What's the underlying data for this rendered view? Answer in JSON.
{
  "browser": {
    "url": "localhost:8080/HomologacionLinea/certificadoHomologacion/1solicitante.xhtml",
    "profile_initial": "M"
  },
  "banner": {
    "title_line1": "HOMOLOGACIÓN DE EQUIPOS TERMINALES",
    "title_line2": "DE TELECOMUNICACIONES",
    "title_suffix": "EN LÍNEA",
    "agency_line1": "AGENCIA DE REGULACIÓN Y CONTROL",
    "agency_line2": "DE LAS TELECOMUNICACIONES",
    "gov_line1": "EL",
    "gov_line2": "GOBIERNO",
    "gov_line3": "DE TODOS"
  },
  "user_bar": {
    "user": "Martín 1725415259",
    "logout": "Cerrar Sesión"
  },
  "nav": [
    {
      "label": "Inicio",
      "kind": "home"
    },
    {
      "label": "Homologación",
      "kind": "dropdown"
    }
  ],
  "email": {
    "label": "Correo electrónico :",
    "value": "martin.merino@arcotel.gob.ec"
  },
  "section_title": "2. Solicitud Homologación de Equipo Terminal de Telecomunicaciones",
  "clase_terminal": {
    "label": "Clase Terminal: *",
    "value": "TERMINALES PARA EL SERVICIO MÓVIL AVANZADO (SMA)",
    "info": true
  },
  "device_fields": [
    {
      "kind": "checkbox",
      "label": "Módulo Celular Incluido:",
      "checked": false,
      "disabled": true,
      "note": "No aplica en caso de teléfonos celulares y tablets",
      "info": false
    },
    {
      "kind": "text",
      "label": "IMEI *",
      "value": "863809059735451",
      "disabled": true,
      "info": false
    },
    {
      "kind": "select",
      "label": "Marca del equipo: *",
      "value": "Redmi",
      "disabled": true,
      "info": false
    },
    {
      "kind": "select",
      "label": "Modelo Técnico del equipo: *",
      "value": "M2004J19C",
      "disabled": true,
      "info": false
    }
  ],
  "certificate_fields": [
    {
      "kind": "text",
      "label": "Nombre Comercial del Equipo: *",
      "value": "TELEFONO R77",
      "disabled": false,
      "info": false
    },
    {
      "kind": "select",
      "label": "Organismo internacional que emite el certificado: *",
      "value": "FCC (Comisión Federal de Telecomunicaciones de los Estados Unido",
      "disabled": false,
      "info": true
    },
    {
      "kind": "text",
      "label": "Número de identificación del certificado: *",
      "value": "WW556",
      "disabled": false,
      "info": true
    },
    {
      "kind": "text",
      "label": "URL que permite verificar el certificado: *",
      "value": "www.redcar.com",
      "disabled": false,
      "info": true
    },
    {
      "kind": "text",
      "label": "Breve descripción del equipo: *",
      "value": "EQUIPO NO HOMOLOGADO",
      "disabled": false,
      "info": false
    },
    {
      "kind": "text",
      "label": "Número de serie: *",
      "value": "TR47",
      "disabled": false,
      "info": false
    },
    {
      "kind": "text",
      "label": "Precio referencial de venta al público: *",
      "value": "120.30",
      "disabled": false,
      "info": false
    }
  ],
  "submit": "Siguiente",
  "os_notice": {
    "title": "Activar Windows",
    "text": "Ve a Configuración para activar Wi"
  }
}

*STATED EXERCISE*:
Each record above should be restated word for word.

*SOLVED PROBLEM*:
What's the underlying data for this rendered view? Answer in JSON.
{
  "browser": {
    "url": "localhost:8080/HomologacionLinea/certificadoHomologacion/1solicitante.xhtml",
    "profile_initial": "M"
  },
  "banner": {
    "title_line1": "HOMOLOGACIÓN DE EQUIPOS TERMINALES",
    "title_line2": "DE TELECOMUNICACIONES",
    "title_suffix": "EN LÍNEA",
    "agency_line1": "AGENCIA DE REGULACIÓN Y CONTROL",
    "agency_line2": "DE LAS TELECOMUNICACIONES",
    "gov_line1": "EL",
    "gov_line2": "GOBIERNO",
    "gov_line3": "DE TODOS"
  },
  "user_bar": {
    "user": "Martín 1725415259",
    "logout": "Cerrar Sesión"
  },
  "nav": [
    {
      "label": "Inicio",
      "kind": "home"
    },
    {
      "label": "Homologación",
      "kind": "dropdown"
    }
  ],
  "email": {
    "label": "Correo electrónico :",
    "value": "martin.merino@arcotel.gob.ec"
  },
  "section_title": "2. Solicitud Homologación de Equipo Terminal de Telecomunicaciones",
  "clase_terminal": {
    "label": "Clase Terminal: *",
    "value": "TERMINALES PARA EL SERVICIO MÓVIL AVANZADO (SMA)",
    "info": true
  },
  "device_fields": [
    {
      "kind": "checkbox",
      "label": "Módulo Celular Incluido:",
      "checked": false,
      "disabled": true,
      "note": "No aplica en caso de teléfonos celulares y tablets",
      "info": false
    },
    {
      "kind": "text",
      "label": "IMEI *",
      "value": "863809059735451",
      "disabled": true,
      "info": false
    },
    {
      "kind": "select",
      "label": "Marca del equipo: *",
      "value": "Redmi",
      "disabled": true,
      "info": false
    },
    {
      "kind": "select",
      "label": "Modelo Técnico del equipo: *",
      "value": "M2004J19C",
      "disabled": true,
      "info": false
    }
  ],
  "certificate_fields": [
    {
      "kind": "text",
      "label": "Nombre Comercial del Equipo: *",
      "value": "TELEFONO R77",
      "disabled": false,
      "info": false
    },
    {
      "kind": "select",
      "label": "Organismo internacional que emite el certificado: *",
      "value": "FCC (Comisión Federal de Telecomunicaciones de los Estados Unido",
      "disabled": false,
      "info": true
    },
    {
      "kind": "text",
      "label": "Número de identificación del certificado: *",
      "value": "WW556",
      "disabled": false,
      "info": true
    },
    {
      "kind": "text",
      "label": "URL que permite verificar el certificado: *",
      "value": "www.redcar.com",
      "disabled": false,
      "info": true
    },
    {
      "kind": "text",
      "label": "Breve descripción del equipo: *",
      "value": "EQUIPO NO HOMOLOGADO",
      "disabled": false,
      "info": false
    },
    {
      "kind": "text",
      "label": "Número de serie: *",
      "value": "TR47",
      "disabled": false,
      "info": false
    },
    {
      "kind": "text",
      "label": "Precio referencial de venta al público: *",
      "value": "120.30",
      "disabled": false,
      "info": false
    }
  ],
  "submit": "Siguiente",
  "os_notice": {
    "title": "Activar Windows",
    "text": "Ve a Configuración para activar Wi"
  }
}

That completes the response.